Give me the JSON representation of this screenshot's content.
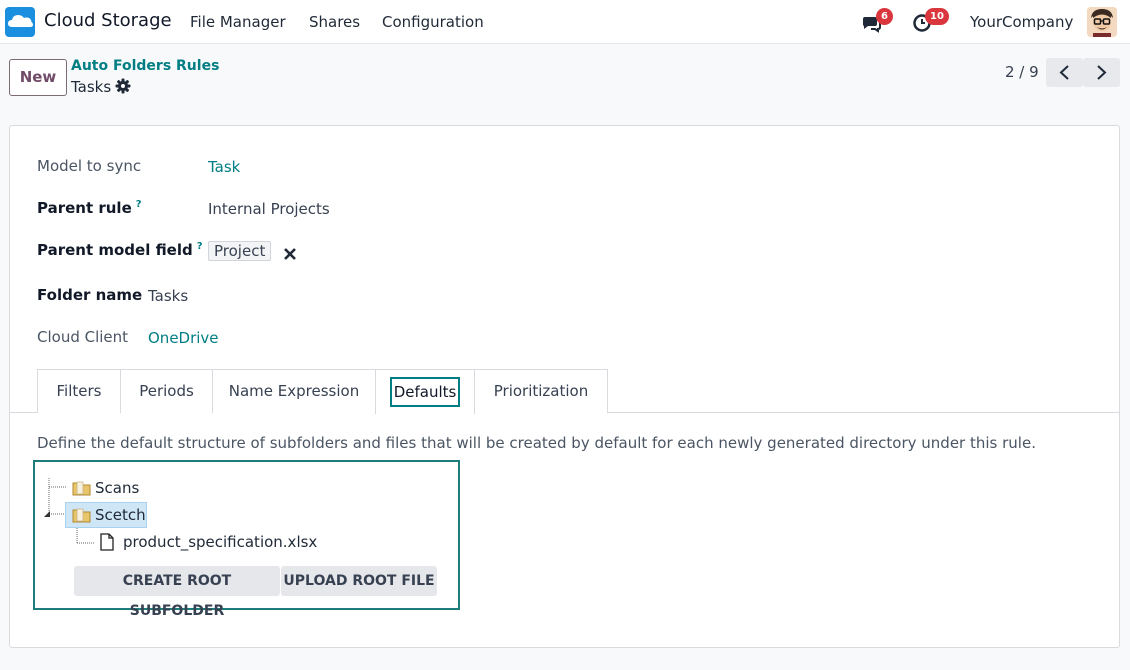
{
  "navbar": {
    "app_name": "Cloud Storage",
    "menu": [
      "File Manager",
      "Shares",
      "Configuration"
    ],
    "messages_count": "6",
    "activities_count": "10",
    "company": "YourCompany"
  },
  "control_panel": {
    "new_label": "New",
    "breadcrumb_parent": "Auto Folders Rules",
    "breadcrumb_current": "Tasks",
    "pager": "2 / 9"
  },
  "form": {
    "model_to_sync_label": "Model to sync",
    "model_to_sync_value": "Task",
    "parent_rule_label": "Parent rule",
    "parent_rule_value": "Internal Projects",
    "parent_model_field_label": "Parent model field",
    "parent_model_field_value": "Project",
    "folder_name_label": "Folder name",
    "folder_name_value": "Tasks",
    "cloud_client_label": "Cloud Client",
    "cloud_client_value": "OneDrive",
    "help_mark": "?"
  },
  "tabs": [
    "Filters",
    "Periods",
    "Name Expression",
    "Defaults",
    "Prioritization"
  ],
  "defaults": {
    "description": "Define the default structure of subfolders and files that will be created by default for each newly generated directory under this rule.",
    "tree": [
      "Scans",
      "Scetch",
      "product_specification.xlsx"
    ],
    "create_subfolder_label": "CREATE ROOT SUBFOLDER",
    "upload_file_label": "UPLOAD ROOT FILE"
  },
  "colors": {
    "accent": "#017e84",
    "brand": "#714b67",
    "badge": "#d9363e"
  }
}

============================================================

* **Work to do**
Copy everything in the records above except the pictures, exactly as written.

* **Solution below**
Give me the JSON representation of this screenshot's content.
{
  "navbar": {
    "app_name": "Cloud Storage",
    "menu": [
      "File Manager",
      "Shares",
      "Configuration"
    ],
    "messages_count": "6",
    "activities_count": "10",
    "company": "YourCompany"
  },
  "control_panel": {
    "new_label": "New",
    "breadcrumb_parent": "Auto Folders Rules",
    "breadcrumb_current": "Tasks",
    "pager": "2 / 9"
  },
  "form": {
    "model_to_sync_label": "Model to sync",
    "model_to_sync_value": "Task",
    "parent_rule_label": "Parent rule",
    "parent_rule_value": "Internal Projects",
    "parent_model_field_label": "Parent model field",
    "parent_model_field_value": "Project",
    "folder_name_label": "Folder name",
    "folder_name_value": "Tasks",
    "cloud_client_label": "Cloud Client",
    "cloud_client_value": "OneDrive",
    "help_mark": "?"
  },
  "tabs": [
    "Filters",
    "Periods",
    "Name Expression",
    "Defaults",
    "Prioritization"
  ],
  "defaults": {
    "description": "Define the default structure of subfolders and files that will be created by default for each newly generated directory under this rule.",
    "tree": [
      "Scans",
      "Scetch",
      "product_specification.xlsx"
    ],
    "create_subfolder_label": "CREATE ROOT SUBFOLDER",
    "upload_file_label": "UPLOAD ROOT FILE"
  },
  "colors": {
    "accent": "#017e84",
    "brand": "#714b67",
    "badge": "#d9363e"
  }
}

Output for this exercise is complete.